* **Direction**: Give back every line exactly as it appears, pictures excluded.

►

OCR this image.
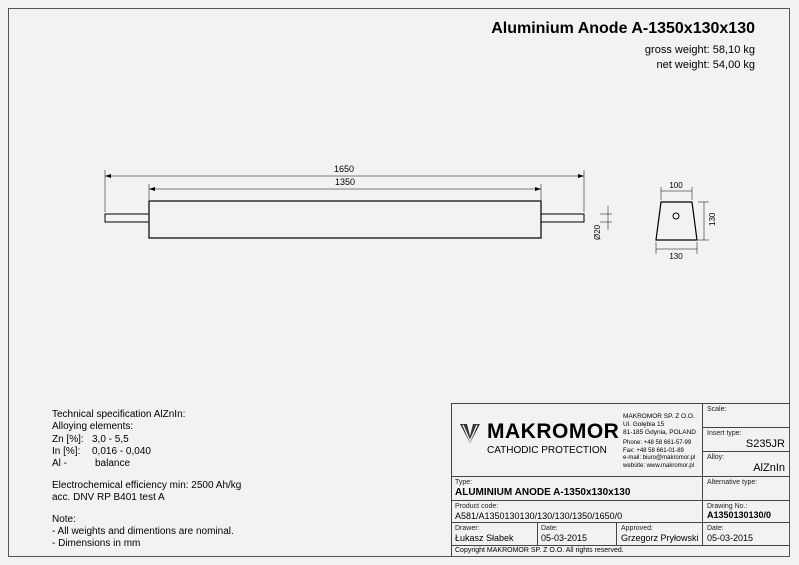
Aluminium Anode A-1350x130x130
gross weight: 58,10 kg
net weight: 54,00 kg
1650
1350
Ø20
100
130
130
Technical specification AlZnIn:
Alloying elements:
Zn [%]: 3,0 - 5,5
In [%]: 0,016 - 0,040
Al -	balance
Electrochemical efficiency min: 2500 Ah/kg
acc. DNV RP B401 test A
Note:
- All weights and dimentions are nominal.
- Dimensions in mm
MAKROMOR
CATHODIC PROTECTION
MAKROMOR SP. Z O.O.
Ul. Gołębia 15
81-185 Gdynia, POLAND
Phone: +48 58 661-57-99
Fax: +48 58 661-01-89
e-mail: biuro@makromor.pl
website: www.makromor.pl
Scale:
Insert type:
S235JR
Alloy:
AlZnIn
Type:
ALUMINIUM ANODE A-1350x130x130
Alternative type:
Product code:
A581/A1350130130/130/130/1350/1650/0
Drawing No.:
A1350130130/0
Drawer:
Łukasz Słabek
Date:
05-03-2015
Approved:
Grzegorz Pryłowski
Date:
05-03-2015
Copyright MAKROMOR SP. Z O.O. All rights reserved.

◄

* **Answer to the problem**:
OCR this image.
Aluminium Anode A-1350x130x130
gross weight: 58,10 kg
net weight: 54,00 kg
1650
1350
Ø20
100
130
130
Technical specification AlZnIn:
Alloying elements:
Zn [%]: 3,0 - 5,5
In [%]: 0,016 - 0,040
Al -	balance
Electrochemical efficiency min: 2500 Ah/kg
acc. DNV RP B401 test A
Note:
- All weights and dimentions are nominal.
- Dimensions in mm
MAKROMOR
CATHODIC PROTECTION
MAKROMOR SP. Z O.O.
Ul. Gołębia 15
81-185 Gdynia, POLAND
Phone: +48 58 661-57-99
Fax: +48 58 661-01-89
e-mail: biuro@makromor.pl
website: www.makromor.pl
Scale:
Insert type:
S235JR
Alloy:
AlZnIn
Type:
ALUMINIUM ANODE A-1350x130x130
Alternative type:
Product code:
A581/A1350130130/130/130/1350/1650/0
Drawing No.:
A1350130130/0
Drawer:
Łukasz Słabek
Date:
05-03-2015
Approved:
Grzegorz Pryłowski
Date:
05-03-2015
Copyright MAKROMOR SP. Z O.O. All rights reserved.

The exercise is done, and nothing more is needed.